* Task statement *
The listing beneath should be written out in full, exactly as shown.

* Exercise data *
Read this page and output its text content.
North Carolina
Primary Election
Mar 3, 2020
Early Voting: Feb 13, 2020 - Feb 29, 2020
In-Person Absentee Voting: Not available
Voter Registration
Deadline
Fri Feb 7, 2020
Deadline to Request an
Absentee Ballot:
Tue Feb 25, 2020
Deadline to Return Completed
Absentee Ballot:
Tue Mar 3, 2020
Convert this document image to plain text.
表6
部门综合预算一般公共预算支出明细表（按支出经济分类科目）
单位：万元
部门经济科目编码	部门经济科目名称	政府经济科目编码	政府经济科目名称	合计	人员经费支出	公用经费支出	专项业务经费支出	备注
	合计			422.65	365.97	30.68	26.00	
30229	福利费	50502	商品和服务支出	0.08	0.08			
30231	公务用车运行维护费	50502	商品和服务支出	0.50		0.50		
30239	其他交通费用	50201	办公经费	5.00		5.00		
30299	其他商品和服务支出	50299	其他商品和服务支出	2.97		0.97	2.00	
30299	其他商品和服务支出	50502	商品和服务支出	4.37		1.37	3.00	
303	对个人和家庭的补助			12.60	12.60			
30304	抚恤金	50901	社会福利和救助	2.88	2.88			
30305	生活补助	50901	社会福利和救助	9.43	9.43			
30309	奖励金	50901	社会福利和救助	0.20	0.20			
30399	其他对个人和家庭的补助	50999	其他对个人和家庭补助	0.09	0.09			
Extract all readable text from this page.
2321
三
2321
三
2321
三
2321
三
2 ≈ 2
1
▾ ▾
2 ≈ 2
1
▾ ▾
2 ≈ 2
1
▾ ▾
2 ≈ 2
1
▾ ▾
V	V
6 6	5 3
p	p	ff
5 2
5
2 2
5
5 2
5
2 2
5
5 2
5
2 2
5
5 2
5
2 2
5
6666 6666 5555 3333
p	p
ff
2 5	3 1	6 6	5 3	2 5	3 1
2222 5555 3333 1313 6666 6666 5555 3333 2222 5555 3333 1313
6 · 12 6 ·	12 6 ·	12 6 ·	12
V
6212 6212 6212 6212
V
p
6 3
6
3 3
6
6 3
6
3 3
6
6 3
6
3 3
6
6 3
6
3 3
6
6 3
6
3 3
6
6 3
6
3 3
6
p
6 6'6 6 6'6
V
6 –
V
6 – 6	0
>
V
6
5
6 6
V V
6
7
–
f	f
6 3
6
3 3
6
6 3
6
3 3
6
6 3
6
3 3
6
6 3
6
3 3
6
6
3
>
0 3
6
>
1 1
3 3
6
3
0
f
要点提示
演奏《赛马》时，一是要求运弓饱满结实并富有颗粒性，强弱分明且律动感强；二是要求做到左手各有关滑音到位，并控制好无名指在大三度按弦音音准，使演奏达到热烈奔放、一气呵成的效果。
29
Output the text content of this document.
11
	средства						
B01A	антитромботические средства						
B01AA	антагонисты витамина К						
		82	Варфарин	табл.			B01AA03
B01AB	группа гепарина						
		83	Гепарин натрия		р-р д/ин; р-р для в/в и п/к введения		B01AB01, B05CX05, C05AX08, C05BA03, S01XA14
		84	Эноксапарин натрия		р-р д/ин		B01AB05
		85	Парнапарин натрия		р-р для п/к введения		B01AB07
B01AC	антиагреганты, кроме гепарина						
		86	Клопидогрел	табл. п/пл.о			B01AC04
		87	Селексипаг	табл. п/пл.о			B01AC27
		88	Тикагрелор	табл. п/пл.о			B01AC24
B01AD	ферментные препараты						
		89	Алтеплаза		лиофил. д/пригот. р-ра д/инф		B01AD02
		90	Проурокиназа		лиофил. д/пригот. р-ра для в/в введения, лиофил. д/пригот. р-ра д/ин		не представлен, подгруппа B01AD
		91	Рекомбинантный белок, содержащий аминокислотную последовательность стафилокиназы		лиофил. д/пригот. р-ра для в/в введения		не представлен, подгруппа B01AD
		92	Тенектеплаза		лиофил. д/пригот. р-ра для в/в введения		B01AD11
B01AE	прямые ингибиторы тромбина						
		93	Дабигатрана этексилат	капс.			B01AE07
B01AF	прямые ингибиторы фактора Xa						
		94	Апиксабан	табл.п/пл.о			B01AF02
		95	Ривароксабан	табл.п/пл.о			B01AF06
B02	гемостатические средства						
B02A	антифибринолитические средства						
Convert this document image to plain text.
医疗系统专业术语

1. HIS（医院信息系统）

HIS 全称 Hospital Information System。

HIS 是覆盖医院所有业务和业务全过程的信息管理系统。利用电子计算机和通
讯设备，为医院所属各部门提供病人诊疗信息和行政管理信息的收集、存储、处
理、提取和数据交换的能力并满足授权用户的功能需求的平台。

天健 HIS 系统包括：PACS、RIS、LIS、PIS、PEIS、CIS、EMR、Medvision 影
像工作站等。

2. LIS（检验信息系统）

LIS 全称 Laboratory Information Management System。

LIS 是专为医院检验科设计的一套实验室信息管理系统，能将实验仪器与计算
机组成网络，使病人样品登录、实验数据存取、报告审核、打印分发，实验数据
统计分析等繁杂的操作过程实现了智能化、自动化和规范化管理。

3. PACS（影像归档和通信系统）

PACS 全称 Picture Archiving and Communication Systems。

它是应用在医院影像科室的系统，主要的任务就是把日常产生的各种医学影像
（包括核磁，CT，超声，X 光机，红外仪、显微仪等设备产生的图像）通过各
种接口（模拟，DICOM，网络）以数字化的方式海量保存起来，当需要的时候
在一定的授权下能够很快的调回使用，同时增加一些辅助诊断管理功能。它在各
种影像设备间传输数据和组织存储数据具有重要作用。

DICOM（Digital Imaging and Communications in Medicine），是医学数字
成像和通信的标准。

* In response *
Read this page and output its text content.
North Carolina
Primary Election
Mar 3, 2020
Early Voting: Feb 13, 2020 - Feb 29, 2020
In-Person Absentee Voting: Not available
Voter Registration
Deadline
Fri Feb 7, 2020
Deadline to Request an
Absentee Ballot:
Tue Feb 25, 2020
Deadline to Return Completed
Absentee Ballot:
Tue Mar 3, 2020
Convert this document image to plain text.
表6
部门综合预算一般公共预算支出明细表（按支出经济分类科目）
单位：万元
部门经济科目编码	部门经济科目名称	政府经济科目编码	政府经济科目名称	合计	人员经费支出	公用经费支出	专项业务经费支出	备注
	合计			422.65	365.97	30.68	26.00	
30229	福利费	50502	商品和服务支出	0.08	0.08			
30231	公务用车运行维护费	50502	商品和服务支出	0.50		0.50		
30239	其他交通费用	50201	办公经费	5.00		5.00		
30299	其他商品和服务支出	50299	其他商品和服务支出	2.97		0.97	2.00	
30299	其他商品和服务支出	50502	商品和服务支出	4.37		1.37	3.00	
303	对个人和家庭的补助			12.60	12.60			
30304	抚恤金	50901	社会福利和救助	2.88	2.88			
30305	生活补助	50901	社会福利和救助	9.43	9.43			
30309	奖励金	50901	社会福利和救助	0.20	0.20			
30399	其他对个人和家庭的补助	50999	其他对个人和家庭补助	0.09	0.09			
Extract all readable text from this page.
2321
三
2321
三
2321
三
2321
三
2 ≈ 2
1
▾ ▾
2 ≈ 2
1
▾ ▾
2 ≈ 2
1
▾ ▾
2 ≈ 2
1
▾ ▾
V	V
6 6	5 3
p	p	ff
5 2
5
2 2
5
5 2
5
2 2
5
5 2
5
2 2
5
5 2
5
2 2
5
6666 6666 5555 3333
p	p
ff
2 5	3 1	6 6	5 3	2 5	3 1
2222 5555 3333 1313 6666 6666 5555 3333 2222 5555 3333 1313
6 · 12 6 ·	12 6 ·	12 6 ·	12
V
6212 6212 6212 6212
V
p
6 3
6
3 3
6
6 3
6
3 3
6
6 3
6
3 3
6
6 3
6
3 3
6
6 3
6
3 3
6
6 3
6
3 3
6
p
6 6'6 6 6'6
V
6 –
V
6 – 6	0
>
V
6
5
6 6
V V
6
7
–
f	f
6 3
6
3 3
6
6 3
6
3 3
6
6 3
6
3 3
6
6 3
6
3 3
6
6
3
>
0 3
6
>
1 1
3 3
6
3
0
f
要点提示
演奏《赛马》时，一是要求运弓饱满结实并富有颗粒性，强弱分明且律动感强；二是要求做到左手各有关滑音到位，并控制好无名指在大三度按弦音音准，使演奏达到热烈奔放、一气呵成的效果。
29
Output the text content of this document.
11
	средства						
B01A	антитромботические средства						
B01AA	антагонисты витамина К						
		82	Варфарин	табл.			B01AA03
B01AB	группа гепарина						
		83	Гепарин натрия		р-р д/ин; р-р для в/в и п/к введения		B01AB01, B05CX05, C05AX08, C05BA03, S01XA14
		84	Эноксапарин натрия		р-р д/ин		B01AB05
		85	Парнапарин натрия		р-р для п/к введения		B01AB07
B01AC	антиагреганты, кроме гепарина						
		86	Клопидогрел	табл. п/пл.о			B01AC04
		87	Селексипаг	табл. п/пл.о			B01AC27
		88	Тикагрелор	табл. п/пл.о			B01AC24
B01AD	ферментные препараты						
		89	Алтеплаза		лиофил. д/пригот. р-ра д/инф		B01AD02
		90	Проурокиназа		лиофил. д/пригот. р-ра для в/в введения, лиофил. д/пригот. р-ра д/ин		не представлен, подгруппа B01AD
		91	Рекомбинантный белок, содержащий аминокислотную последовательность стафилокиназы		лиофил. д/пригот. р-ра для в/в введения		не представлен, подгруппа B01AD
		92	Тенектеплаза		лиофил. д/пригот. р-ра для в/в введения		B01AD11
B01AE	прямые ингибиторы тромбина						
		93	Дабигатрана этексилат	капс.			B01AE07
B01AF	прямые ингибиторы фактора Xa						
		94	Апиксабан	табл.п/пл.о			B01AF02
		95	Ривароксабан	табл.п/пл.о			B01AF06
B02	гемостатические средства						
B02A	антифибринолитические средства						
Convert this document image to plain text.
医疗系统专业术语

1. HIS（医院信息系统）

HIS 全称 Hospital Information System。

HIS 是覆盖医院所有业务和业务全过程的信息管理系统。利用电子计算机和通
讯设备，为医院所属各部门提供病人诊疗信息和行政管理信息的收集、存储、处
理、提取和数据交换的能力并满足授权用户的功能需求的平台。

天健 HIS 系统包括：PACS、RIS、LIS、PIS、PEIS、CIS、EMR、Medvision 影
像工作站等。

2. LIS（检验信息系统）

LIS 全称 Laboratory Information Management System。

LIS 是专为医院检验科设计的一套实验室信息管理系统，能将实验仪器与计算
机组成网络，使病人样品登录、实验数据存取、报告审核、打印分发，实验数据
统计分析等繁杂的操作过程实现了智能化、自动化和规范化管理。

3. PACS（影像归档和通信系统）

PACS 全称 Picture Archiving and Communication Systems。

它是应用在医院影像科室的系统，主要的任务就是把日常产生的各种医学影像
（包括核磁，CT，超声，X 光机，红外仪、显微仪等设备产生的图像）通过各
种接口（模拟，DICOM，网络）以数字化的方式海量保存起来，当需要的时候
在一定的授权下能够很快的调回使用，同时增加一些辅助诊断管理功能。它在各
种影像设备间传输数据和组织存储数据具有重要作用。

DICOM（Digital Imaging and Communications in Medicine），是医学数字
成像和通信的标准。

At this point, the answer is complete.